_DESCRIPTION OF THE TASK_
Find and copy lines holding "老苏的博客".

_EXERCISE INPUT_

>>

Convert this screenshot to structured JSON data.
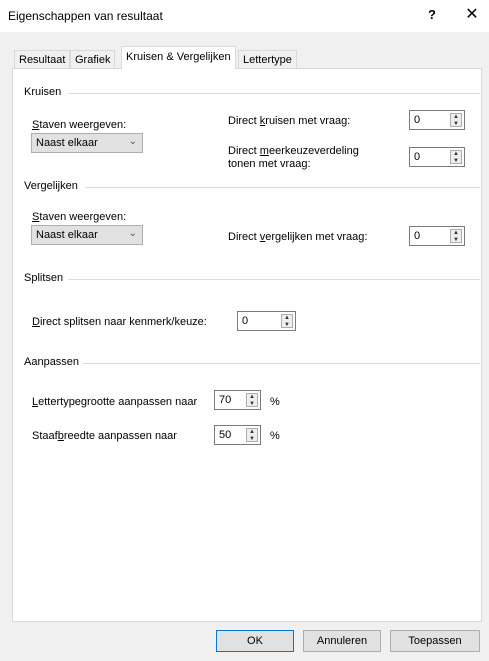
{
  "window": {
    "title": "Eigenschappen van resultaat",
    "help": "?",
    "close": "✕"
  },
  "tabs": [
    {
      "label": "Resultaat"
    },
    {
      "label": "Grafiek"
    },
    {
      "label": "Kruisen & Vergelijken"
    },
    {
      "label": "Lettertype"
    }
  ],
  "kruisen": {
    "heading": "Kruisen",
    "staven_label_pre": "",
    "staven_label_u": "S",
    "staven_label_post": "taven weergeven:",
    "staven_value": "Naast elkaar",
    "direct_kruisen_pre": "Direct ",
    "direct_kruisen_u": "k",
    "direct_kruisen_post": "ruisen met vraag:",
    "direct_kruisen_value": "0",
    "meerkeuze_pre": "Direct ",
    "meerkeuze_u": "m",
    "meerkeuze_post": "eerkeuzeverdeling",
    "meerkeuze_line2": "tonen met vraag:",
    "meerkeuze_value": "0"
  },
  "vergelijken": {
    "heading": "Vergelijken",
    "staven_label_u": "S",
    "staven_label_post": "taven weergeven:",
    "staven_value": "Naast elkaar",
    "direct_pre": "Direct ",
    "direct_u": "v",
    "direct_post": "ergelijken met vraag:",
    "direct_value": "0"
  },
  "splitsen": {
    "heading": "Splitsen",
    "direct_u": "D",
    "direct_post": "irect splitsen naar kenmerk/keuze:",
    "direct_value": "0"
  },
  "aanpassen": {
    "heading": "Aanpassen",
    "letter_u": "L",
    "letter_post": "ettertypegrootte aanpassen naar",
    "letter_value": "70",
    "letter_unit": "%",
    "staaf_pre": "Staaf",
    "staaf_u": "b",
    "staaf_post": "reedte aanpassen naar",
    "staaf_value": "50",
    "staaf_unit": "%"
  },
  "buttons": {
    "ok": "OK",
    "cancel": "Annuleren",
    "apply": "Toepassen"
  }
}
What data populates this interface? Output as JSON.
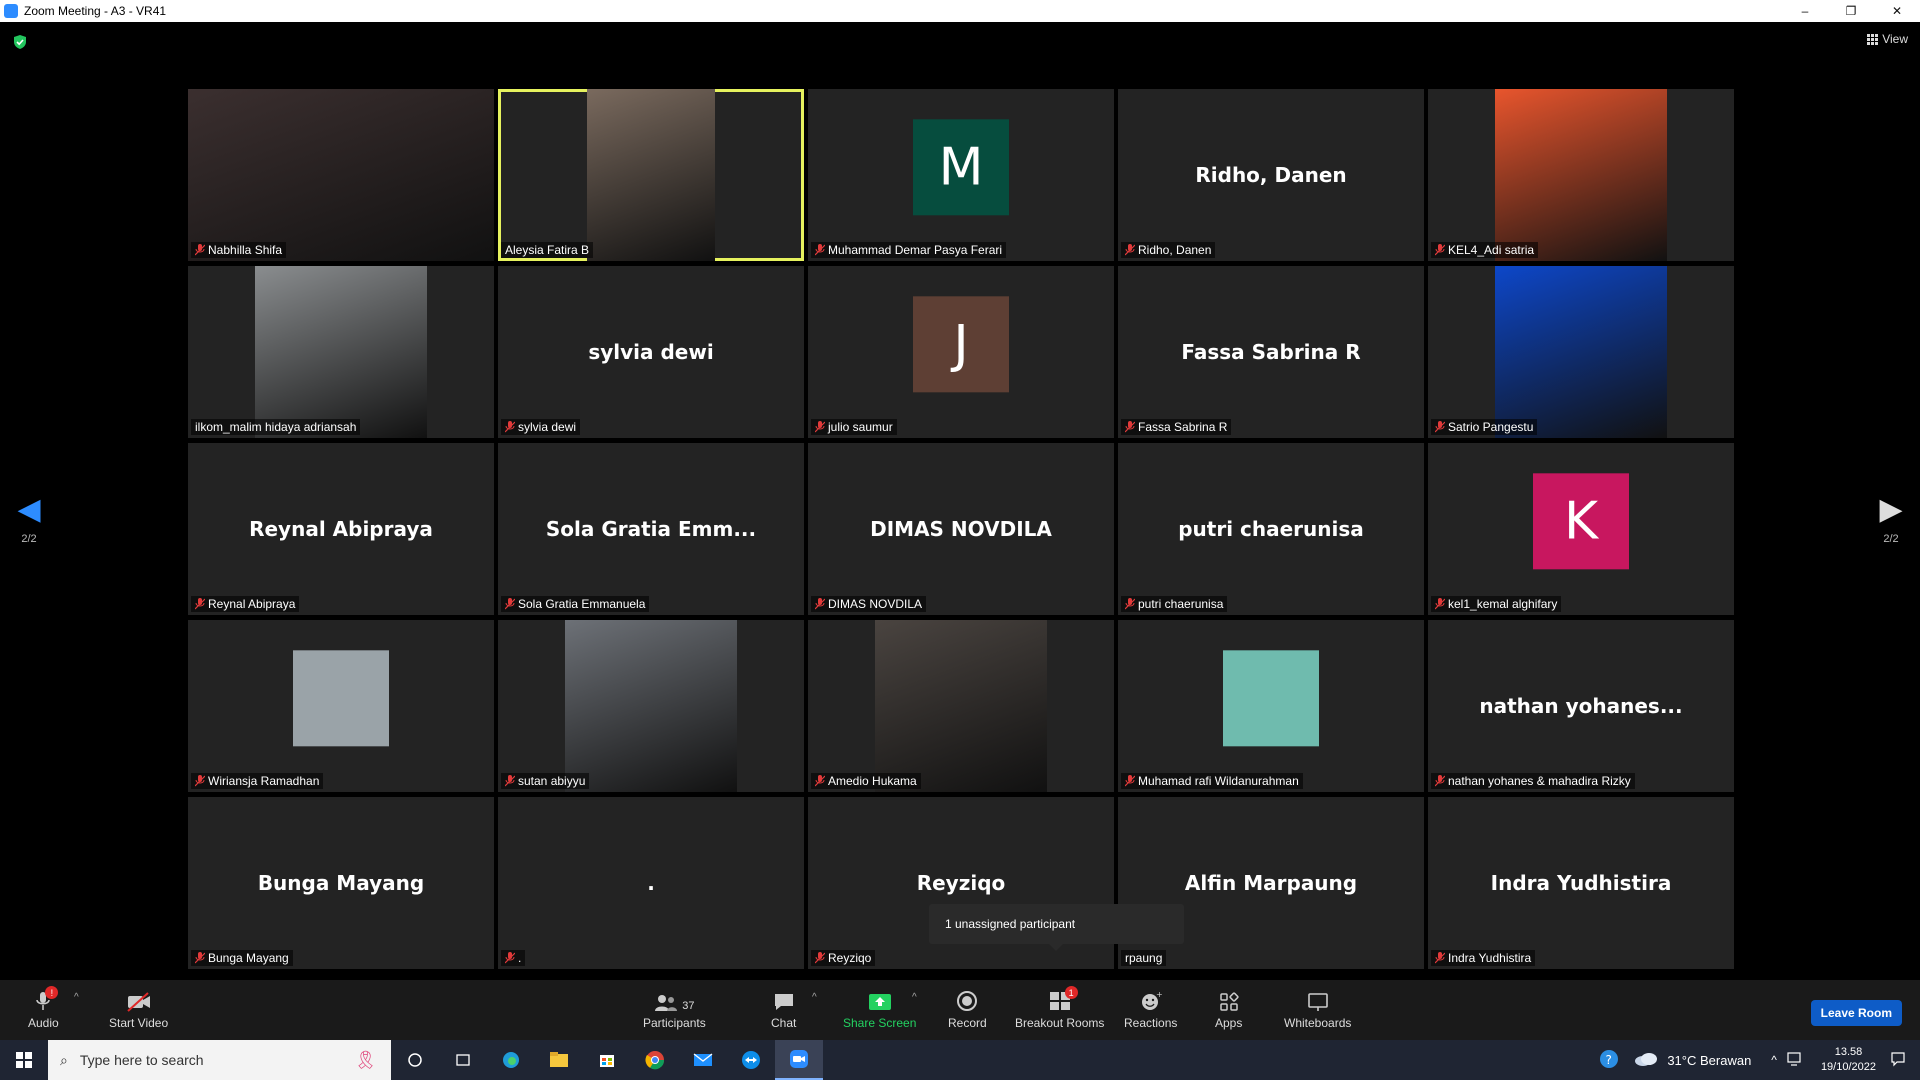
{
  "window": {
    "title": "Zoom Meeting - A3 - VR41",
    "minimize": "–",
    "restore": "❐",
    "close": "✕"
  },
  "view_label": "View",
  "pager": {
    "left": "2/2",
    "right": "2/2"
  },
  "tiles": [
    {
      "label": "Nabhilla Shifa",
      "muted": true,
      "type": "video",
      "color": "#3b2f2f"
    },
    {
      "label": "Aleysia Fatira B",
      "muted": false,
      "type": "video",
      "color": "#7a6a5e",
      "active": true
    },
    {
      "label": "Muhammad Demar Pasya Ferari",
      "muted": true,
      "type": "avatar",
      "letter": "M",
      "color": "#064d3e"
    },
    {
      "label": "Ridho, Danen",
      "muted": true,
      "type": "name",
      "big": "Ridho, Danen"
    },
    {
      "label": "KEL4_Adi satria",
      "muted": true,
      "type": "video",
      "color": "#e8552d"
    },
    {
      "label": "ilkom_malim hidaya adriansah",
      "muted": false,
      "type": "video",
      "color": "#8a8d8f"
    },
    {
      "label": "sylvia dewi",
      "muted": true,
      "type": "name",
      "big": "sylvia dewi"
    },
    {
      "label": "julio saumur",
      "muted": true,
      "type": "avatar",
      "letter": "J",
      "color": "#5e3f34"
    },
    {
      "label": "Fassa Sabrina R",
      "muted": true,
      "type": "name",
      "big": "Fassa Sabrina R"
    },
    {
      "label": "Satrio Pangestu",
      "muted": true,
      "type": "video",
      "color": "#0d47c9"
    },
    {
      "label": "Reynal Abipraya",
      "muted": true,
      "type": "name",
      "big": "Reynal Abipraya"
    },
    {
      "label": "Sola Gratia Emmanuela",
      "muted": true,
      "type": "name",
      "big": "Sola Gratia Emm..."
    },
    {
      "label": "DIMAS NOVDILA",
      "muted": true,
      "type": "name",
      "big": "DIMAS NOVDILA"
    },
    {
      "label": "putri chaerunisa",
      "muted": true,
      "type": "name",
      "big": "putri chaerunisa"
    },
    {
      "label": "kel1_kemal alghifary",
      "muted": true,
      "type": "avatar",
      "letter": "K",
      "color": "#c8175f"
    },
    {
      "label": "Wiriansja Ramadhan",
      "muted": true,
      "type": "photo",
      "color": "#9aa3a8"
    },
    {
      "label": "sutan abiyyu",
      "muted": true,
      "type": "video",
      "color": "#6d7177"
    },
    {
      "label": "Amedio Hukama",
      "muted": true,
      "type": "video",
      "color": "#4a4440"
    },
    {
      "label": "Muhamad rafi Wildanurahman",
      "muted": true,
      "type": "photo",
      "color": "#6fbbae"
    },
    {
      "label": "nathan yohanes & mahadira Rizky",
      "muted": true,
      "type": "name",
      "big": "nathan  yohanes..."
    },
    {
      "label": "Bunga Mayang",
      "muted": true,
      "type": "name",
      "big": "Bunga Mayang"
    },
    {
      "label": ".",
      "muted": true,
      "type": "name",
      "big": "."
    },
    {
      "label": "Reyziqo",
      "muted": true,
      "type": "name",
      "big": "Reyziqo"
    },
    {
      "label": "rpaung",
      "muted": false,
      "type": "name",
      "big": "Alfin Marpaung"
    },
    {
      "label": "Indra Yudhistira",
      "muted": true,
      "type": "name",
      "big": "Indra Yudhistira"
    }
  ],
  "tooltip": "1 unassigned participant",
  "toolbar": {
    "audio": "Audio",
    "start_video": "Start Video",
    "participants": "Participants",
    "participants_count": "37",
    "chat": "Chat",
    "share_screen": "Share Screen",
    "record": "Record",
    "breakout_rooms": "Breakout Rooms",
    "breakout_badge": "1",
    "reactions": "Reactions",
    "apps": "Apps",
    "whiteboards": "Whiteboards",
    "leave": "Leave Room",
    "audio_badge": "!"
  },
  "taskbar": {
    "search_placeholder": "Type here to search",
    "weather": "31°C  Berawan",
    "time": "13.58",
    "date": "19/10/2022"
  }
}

<<
>>

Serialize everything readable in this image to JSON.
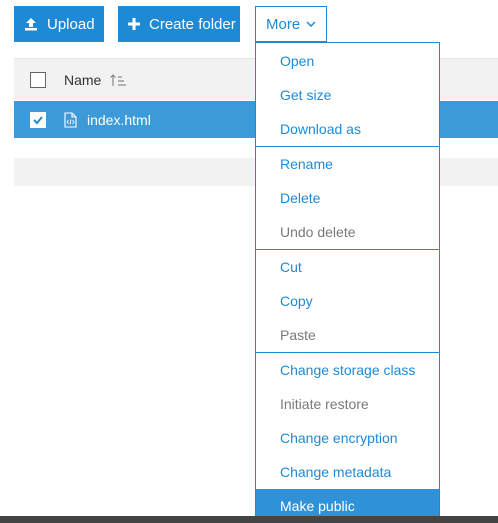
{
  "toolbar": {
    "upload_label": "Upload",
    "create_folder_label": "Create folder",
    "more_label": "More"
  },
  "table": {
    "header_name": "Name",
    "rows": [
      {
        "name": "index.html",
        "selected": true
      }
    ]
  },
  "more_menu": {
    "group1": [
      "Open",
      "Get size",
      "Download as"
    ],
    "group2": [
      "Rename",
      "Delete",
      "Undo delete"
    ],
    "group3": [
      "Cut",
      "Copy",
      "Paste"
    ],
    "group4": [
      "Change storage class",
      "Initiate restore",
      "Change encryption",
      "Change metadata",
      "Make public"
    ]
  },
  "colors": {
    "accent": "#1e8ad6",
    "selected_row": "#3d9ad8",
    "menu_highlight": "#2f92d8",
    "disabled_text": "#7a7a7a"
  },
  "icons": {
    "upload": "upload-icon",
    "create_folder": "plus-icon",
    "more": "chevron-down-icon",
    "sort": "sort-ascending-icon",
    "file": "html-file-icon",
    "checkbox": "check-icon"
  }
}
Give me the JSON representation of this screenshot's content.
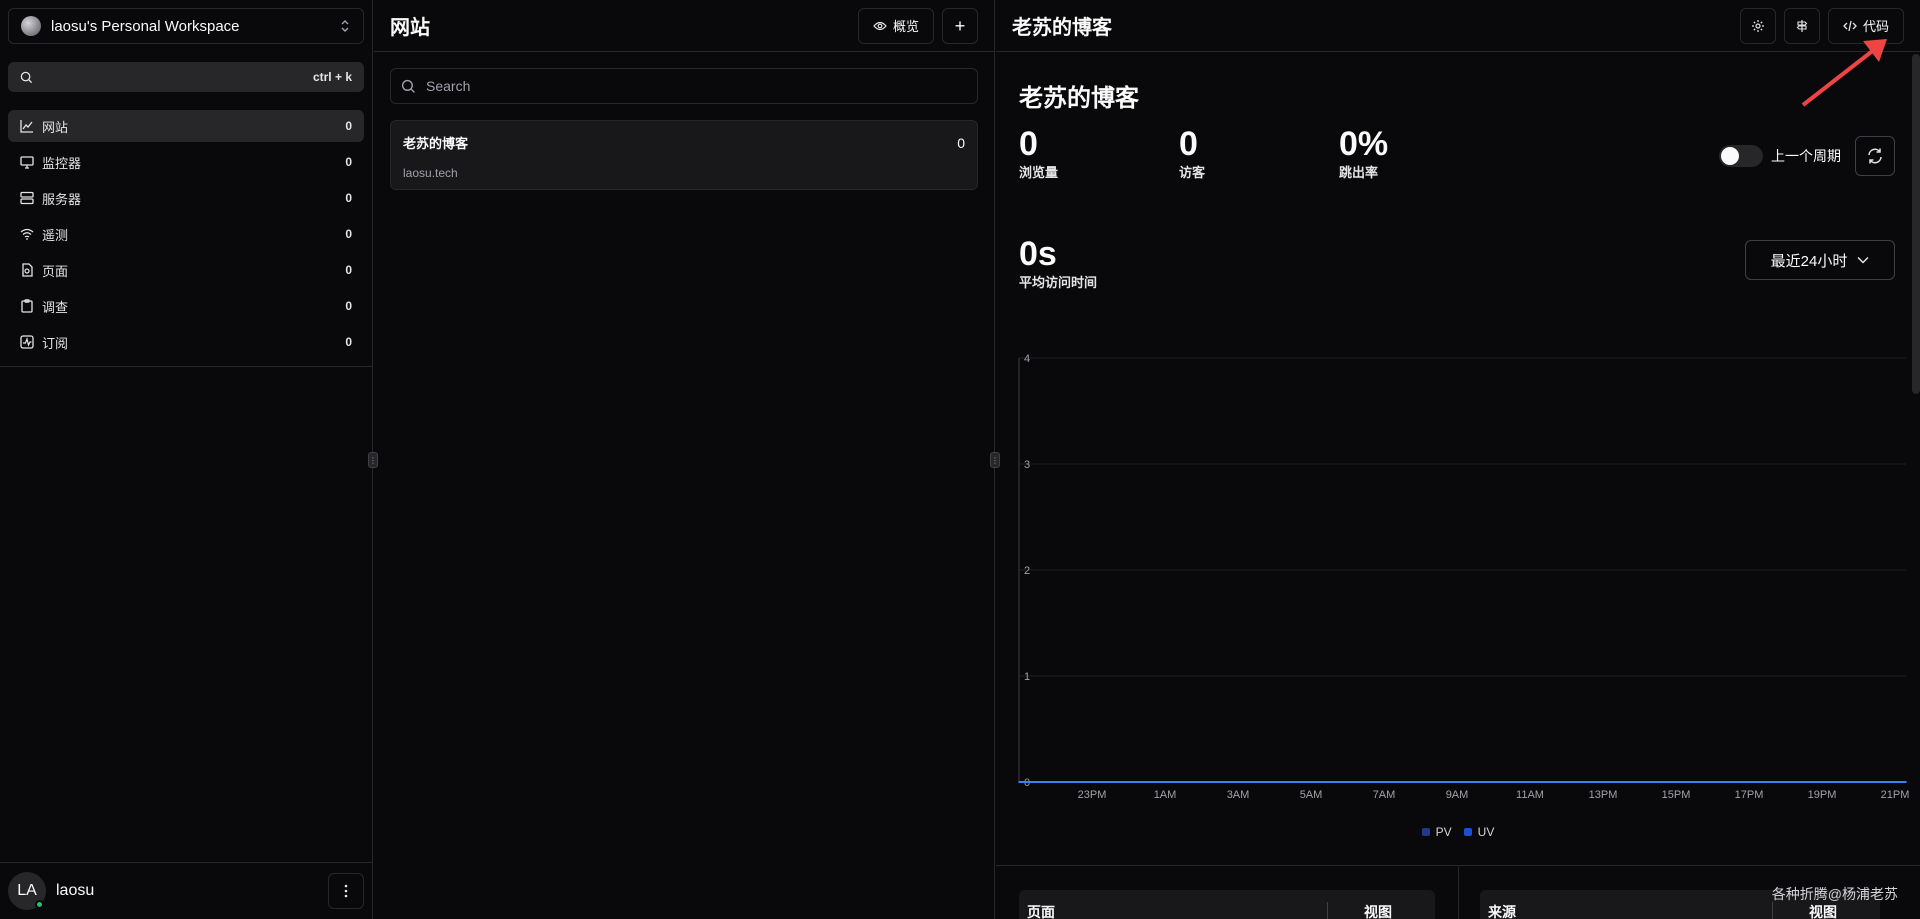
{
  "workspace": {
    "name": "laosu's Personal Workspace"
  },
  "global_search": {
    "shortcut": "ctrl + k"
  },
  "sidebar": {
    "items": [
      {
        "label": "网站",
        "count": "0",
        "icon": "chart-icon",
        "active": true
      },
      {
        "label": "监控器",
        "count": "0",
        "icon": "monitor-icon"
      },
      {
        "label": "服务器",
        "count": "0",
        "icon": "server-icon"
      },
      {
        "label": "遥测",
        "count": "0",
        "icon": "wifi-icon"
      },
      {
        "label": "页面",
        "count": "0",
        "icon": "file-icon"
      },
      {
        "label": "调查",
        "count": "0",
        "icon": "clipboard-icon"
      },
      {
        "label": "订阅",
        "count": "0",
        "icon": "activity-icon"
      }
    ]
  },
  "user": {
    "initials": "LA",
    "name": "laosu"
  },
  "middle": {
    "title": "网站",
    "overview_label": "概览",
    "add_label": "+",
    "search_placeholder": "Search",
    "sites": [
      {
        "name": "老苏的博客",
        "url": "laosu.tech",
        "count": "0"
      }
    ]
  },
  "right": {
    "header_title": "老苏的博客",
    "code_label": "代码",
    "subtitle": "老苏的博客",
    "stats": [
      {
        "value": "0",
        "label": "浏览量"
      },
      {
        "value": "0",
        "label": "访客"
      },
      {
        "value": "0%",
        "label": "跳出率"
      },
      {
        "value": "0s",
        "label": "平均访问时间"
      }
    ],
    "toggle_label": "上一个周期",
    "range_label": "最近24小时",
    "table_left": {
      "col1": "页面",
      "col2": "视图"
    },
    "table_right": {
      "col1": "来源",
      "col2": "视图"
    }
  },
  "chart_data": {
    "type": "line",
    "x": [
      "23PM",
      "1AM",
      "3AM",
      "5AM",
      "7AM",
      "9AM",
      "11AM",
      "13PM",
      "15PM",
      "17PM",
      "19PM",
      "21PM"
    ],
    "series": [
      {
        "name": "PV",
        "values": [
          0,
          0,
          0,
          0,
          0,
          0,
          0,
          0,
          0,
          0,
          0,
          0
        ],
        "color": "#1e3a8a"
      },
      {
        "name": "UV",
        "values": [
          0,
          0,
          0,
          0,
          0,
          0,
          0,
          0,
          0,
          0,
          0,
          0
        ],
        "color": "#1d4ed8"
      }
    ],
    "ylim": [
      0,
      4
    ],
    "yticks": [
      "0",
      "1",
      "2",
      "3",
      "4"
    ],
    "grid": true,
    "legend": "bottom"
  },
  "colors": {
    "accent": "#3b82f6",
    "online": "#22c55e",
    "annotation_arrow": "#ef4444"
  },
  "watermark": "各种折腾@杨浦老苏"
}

<<

_THE SOLUTION_
        "name": "老苏的博客",
    "header_title": "老苏的博客",
    "subtitle": "老苏的博客",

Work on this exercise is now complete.